START

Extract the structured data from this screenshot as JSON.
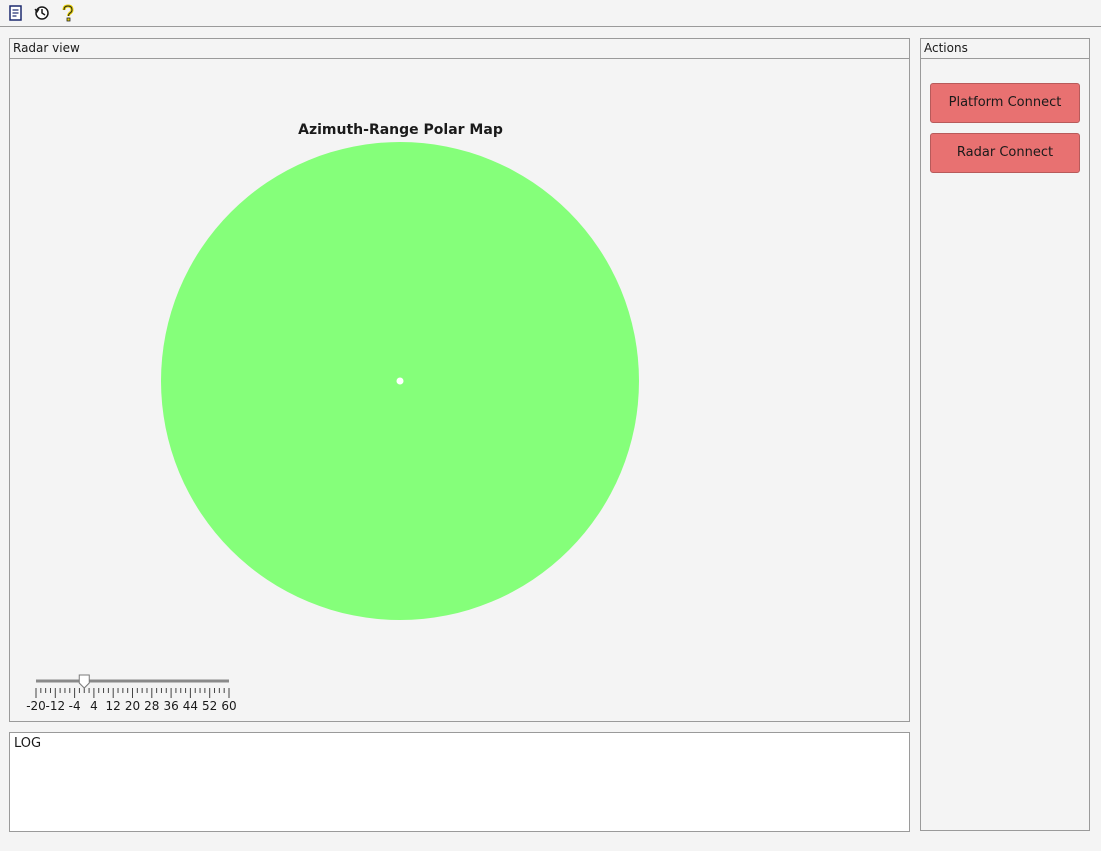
{
  "toolbar": {
    "buttons": [
      {
        "icon": "save-icon"
      },
      {
        "icon": "history-icon"
      },
      {
        "icon": "help-icon"
      }
    ]
  },
  "radar_view": {
    "header": "Radar view",
    "map_title": "Azimuth-Range Polar Map",
    "disc_color": "#85ff7a",
    "center_dot_color": "#ffffff",
    "slider": {
      "min": -20,
      "max": 60,
      "value": 0,
      "tick_labels": [
        "-20",
        "-12",
        "-4",
        "4",
        "12",
        "20",
        "28",
        "36",
        "44",
        "52",
        "60"
      ]
    }
  },
  "actions": {
    "header": "Actions",
    "buttons": [
      {
        "label": "Platform Connect"
      },
      {
        "label": "Radar Connect"
      }
    ],
    "button_color": "#e87171"
  },
  "log": {
    "label": "LOG"
  }
}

END

Reproduce each line exactly, please, except for any pictures.

Extract the structured data from this screenshot as JSON.
{
  "toolbar": {
    "buttons": [
      {
        "icon": "save-icon"
      },
      {
        "icon": "history-icon"
      },
      {
        "icon": "help-icon"
      }
    ]
  },
  "radar_view": {
    "header": "Radar view",
    "map_title": "Azimuth-Range Polar Map",
    "disc_color": "#85ff7a",
    "center_dot_color": "#ffffff",
    "slider": {
      "min": -20,
      "max": 60,
      "value": 0,
      "tick_labels": [
        "-20",
        "-12",
        "-4",
        "4",
        "12",
        "20",
        "28",
        "36",
        "44",
        "52",
        "60"
      ]
    }
  },
  "actions": {
    "header": "Actions",
    "buttons": [
      {
        "label": "Platform Connect"
      },
      {
        "label": "Radar Connect"
      }
    ],
    "button_color": "#e87171"
  },
  "log": {
    "label": "LOG"
  }
}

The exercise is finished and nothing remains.